# Aim:
Your task is to transcribe all of the records exactly and leave out the pictures.

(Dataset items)
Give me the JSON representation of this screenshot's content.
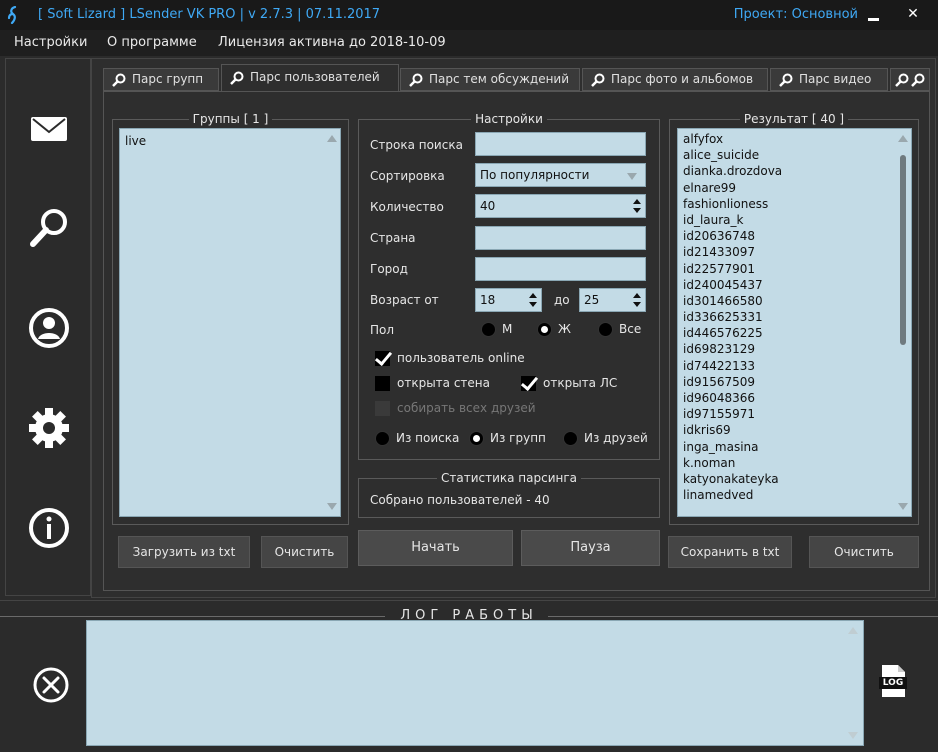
{
  "window": {
    "title": "[ Soft Lizard ] LSender VK PRO | v 2.7.3 | 07.11.2017",
    "project": "Проект: Основной",
    "close_glyph": "✕"
  },
  "menu": {
    "settings": "Настройки",
    "about": "О программе",
    "license": "Лицензия активна до 2018-10-09"
  },
  "sidebar": {
    "icons": [
      "envelope-icon",
      "search-icon",
      "user-icon",
      "gear-icon",
      "info-icon"
    ]
  },
  "tabs": [
    {
      "label": "Парс групп",
      "active": false
    },
    {
      "label": "Парс пользователей",
      "active": true
    },
    {
      "label": "Парс тем обсуждений",
      "active": false
    },
    {
      "label": "Парс фото и альбомов",
      "active": false
    },
    {
      "label": "Парс видео",
      "active": false
    }
  ],
  "groups": {
    "title": "Группы [ 1 ]",
    "items": [
      "live"
    ],
    "load_button": "Загрузить из txt",
    "clear_button": "Очистить"
  },
  "settings": {
    "title": "Настройки",
    "search_label": "Строка поиска",
    "search_value": "",
    "sort_label": "Сортировка",
    "sort_value": "По популярности",
    "count_label": "Количество",
    "count_value": "40",
    "country_label": "Страна",
    "country_value": "",
    "city_label": "Город",
    "city_value": "",
    "age_from_label": "Возраст от",
    "age_from_value": "18",
    "age_to_label": "до",
    "age_to_value": "25",
    "gender_label": "Пол",
    "gender_options": [
      "М",
      "Ж",
      "Все"
    ],
    "gender_selected": "Ж",
    "online_label": "пользователь online",
    "online_checked": true,
    "wall_open_label": "открыта стена",
    "wall_open_checked": false,
    "pm_open_label": "открыта ЛС",
    "pm_open_checked": true,
    "collect_friends_label": "собирать всех друзей",
    "collect_friends_checked": false,
    "source_options": [
      "Из поиска",
      "Из групп",
      "Из друзей"
    ],
    "source_selected": "Из групп"
  },
  "stats": {
    "title": "Статистика парсинга",
    "collected": "Собрано пользователей - 40"
  },
  "actions": {
    "start": "Начать",
    "pause": "Пауза"
  },
  "result": {
    "title": "Результат [ 40 ]",
    "items": [
      "alfyfox",
      "alice_suicide",
      "dianka.drozdova",
      "elnare99",
      "fashionlioness",
      "id_laura_k",
      "id20636748",
      "id21433097",
      "id22577901",
      "id240045437",
      "id301466580",
      "id336625331",
      "id446576225",
      "id69823129",
      "id74422133",
      "id91567509",
      "id96048366",
      "id97155971",
      "idkris69",
      "inga_masina",
      "k.noman",
      "katyonakateyka",
      "linamedved"
    ],
    "save_button": "Сохранить в txt",
    "clear_button": "Очистить"
  },
  "log": {
    "title": "ЛОГ РАБОТЫ",
    "log_icon_text": "LOG"
  },
  "colors": {
    "accent": "#3fa9f5",
    "field_bg": "#c3dbe6",
    "panel_bg": "#2e2e2e"
  }
}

# Complete answer:
Give me the JSON representation of this screenshot's content.
{
  "window": {
    "title": "[ Soft Lizard ] LSender VK PRO | v 2.7.3 | 07.11.2017",
    "project": "Проект: Основной",
    "close_glyph": "✕"
  },
  "menu": {
    "settings": "Настройки",
    "about": "О программе",
    "license": "Лицензия активна до 2018-10-09"
  },
  "sidebar": {
    "icons": [
      "envelope-icon",
      "search-icon",
      "user-icon",
      "gear-icon",
      "info-icon"
    ]
  },
  "tabs": [
    {
      "label": "Парс групп",
      "active": false
    },
    {
      "label": "Парс пользователей",
      "active": true
    },
    {
      "label": "Парс тем обсуждений",
      "active": false
    },
    {
      "label": "Парс фото и альбомов",
      "active": false
    },
    {
      "label": "Парс видео",
      "active": false
    }
  ],
  "groups": {
    "title": "Группы [ 1 ]",
    "items": [
      "live"
    ],
    "load_button": "Загрузить из txt",
    "clear_button": "Очистить"
  },
  "settings": {
    "title": "Настройки",
    "search_label": "Строка поиска",
    "search_value": "",
    "sort_label": "Сортировка",
    "sort_value": "По популярности",
    "count_label": "Количество",
    "count_value": "40",
    "country_label": "Страна",
    "country_value": "",
    "city_label": "Город",
    "city_value": "",
    "age_from_label": "Возраст от",
    "age_from_value": "18",
    "age_to_label": "до",
    "age_to_value": "25",
    "gender_label": "Пол",
    "gender_options": [
      "М",
      "Ж",
      "Все"
    ],
    "gender_selected": "Ж",
    "online_label": "пользователь online",
    "online_checked": true,
    "wall_open_label": "открыта стена",
    "wall_open_checked": false,
    "pm_open_label": "открыта ЛС",
    "pm_open_checked": true,
    "collect_friends_label": "собирать всех друзей",
    "collect_friends_checked": false,
    "source_options": [
      "Из поиска",
      "Из групп",
      "Из друзей"
    ],
    "source_selected": "Из групп"
  },
  "stats": {
    "title": "Статистика парсинга",
    "collected": "Собрано пользователей - 40"
  },
  "actions": {
    "start": "Начать",
    "pause": "Пауза"
  },
  "result": {
    "title": "Результат [ 40 ]",
    "items": [
      "alfyfox",
      "alice_suicide",
      "dianka.drozdova",
      "elnare99",
      "fashionlioness",
      "id_laura_k",
      "id20636748",
      "id21433097",
      "id22577901",
      "id240045437",
      "id301466580",
      "id336625331",
      "id446576225",
      "id69823129",
      "id74422133",
      "id91567509",
      "id96048366",
      "id97155971",
      "idkris69",
      "inga_masina",
      "k.noman",
      "katyonakateyka",
      "linamedved"
    ],
    "save_button": "Сохранить в txt",
    "clear_button": "Очистить"
  },
  "log": {
    "title": "ЛОГ РАБОТЫ",
    "log_icon_text": "LOG"
  },
  "colors": {
    "accent": "#3fa9f5",
    "field_bg": "#c3dbe6",
    "panel_bg": "#2e2e2e"
  }
}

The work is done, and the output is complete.